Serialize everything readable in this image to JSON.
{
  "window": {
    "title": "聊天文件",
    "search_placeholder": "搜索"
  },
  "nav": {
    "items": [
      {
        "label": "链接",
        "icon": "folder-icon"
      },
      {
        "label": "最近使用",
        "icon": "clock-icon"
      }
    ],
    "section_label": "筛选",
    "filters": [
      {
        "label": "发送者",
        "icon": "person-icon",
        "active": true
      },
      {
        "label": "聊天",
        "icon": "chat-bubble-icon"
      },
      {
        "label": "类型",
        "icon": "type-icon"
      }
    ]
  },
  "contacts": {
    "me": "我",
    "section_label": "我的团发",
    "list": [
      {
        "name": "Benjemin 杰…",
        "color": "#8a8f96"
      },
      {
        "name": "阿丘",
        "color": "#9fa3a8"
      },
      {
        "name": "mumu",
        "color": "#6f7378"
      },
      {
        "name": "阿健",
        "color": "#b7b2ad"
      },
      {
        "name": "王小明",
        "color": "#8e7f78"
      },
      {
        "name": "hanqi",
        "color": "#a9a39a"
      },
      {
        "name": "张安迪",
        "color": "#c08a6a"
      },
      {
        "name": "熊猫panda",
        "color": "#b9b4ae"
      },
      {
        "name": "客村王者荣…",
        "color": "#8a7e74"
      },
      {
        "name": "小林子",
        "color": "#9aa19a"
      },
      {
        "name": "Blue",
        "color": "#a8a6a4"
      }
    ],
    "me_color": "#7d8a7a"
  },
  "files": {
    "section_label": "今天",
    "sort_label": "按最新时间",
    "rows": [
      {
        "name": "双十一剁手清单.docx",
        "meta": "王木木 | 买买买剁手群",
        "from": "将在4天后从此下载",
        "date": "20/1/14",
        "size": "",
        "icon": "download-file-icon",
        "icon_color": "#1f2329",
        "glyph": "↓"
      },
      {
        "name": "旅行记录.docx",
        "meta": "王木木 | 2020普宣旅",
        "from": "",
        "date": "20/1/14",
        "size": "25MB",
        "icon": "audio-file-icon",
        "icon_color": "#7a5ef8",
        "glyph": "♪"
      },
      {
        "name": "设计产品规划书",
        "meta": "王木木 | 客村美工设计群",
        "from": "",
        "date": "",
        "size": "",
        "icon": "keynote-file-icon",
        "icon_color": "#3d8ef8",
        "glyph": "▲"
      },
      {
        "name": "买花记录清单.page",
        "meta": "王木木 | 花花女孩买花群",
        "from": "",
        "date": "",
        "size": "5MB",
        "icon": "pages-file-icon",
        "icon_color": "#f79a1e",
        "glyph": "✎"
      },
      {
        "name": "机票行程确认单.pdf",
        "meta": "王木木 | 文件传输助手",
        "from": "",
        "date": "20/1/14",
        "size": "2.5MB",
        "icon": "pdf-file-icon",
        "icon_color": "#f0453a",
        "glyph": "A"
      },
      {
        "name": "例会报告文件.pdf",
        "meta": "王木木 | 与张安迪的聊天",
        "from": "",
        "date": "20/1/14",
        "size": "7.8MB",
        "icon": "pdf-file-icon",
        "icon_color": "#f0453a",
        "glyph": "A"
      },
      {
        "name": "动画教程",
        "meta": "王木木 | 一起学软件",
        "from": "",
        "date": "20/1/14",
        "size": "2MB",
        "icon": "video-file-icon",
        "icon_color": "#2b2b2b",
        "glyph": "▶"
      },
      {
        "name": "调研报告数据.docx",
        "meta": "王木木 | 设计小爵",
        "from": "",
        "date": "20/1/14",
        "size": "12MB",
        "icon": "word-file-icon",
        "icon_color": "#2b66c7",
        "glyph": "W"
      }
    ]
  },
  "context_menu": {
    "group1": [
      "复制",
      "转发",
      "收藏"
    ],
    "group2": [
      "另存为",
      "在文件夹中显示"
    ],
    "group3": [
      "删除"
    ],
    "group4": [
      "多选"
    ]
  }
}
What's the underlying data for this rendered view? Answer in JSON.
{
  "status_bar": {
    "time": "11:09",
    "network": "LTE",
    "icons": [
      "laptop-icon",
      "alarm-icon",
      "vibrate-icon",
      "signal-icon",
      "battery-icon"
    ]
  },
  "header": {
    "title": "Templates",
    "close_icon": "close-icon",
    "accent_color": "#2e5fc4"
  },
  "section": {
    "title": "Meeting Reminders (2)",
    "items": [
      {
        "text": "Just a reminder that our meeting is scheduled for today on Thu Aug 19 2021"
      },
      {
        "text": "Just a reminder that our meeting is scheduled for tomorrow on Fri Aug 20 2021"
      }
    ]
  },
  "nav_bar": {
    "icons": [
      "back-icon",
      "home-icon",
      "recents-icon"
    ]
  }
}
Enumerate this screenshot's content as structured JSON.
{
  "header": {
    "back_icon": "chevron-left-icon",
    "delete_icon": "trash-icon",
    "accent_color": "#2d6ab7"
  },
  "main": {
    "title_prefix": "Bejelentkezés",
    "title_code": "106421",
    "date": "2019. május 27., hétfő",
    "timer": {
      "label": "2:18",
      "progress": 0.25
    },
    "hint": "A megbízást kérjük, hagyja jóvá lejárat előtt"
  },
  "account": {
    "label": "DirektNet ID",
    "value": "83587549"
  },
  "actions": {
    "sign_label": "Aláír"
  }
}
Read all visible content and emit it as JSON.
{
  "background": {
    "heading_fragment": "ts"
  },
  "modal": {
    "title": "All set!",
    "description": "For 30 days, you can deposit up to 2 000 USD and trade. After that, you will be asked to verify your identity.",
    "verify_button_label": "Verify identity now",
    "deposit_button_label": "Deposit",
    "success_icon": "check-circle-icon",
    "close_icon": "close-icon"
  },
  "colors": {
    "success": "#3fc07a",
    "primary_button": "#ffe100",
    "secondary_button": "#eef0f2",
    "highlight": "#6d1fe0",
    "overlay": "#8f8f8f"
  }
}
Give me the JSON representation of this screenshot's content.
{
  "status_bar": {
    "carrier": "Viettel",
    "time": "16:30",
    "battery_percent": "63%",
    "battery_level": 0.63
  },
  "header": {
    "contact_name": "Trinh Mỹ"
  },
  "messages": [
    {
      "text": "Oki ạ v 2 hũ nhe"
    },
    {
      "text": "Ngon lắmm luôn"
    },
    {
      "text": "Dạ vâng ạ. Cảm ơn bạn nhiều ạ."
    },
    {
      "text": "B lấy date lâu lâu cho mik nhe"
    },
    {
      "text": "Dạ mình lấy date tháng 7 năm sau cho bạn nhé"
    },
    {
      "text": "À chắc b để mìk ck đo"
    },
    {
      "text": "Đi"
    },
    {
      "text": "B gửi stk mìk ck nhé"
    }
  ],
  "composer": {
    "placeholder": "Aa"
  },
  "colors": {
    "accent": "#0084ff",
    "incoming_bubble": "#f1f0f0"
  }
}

Work required: Report only the count of lines that include the string "identity".

Exercise result: 2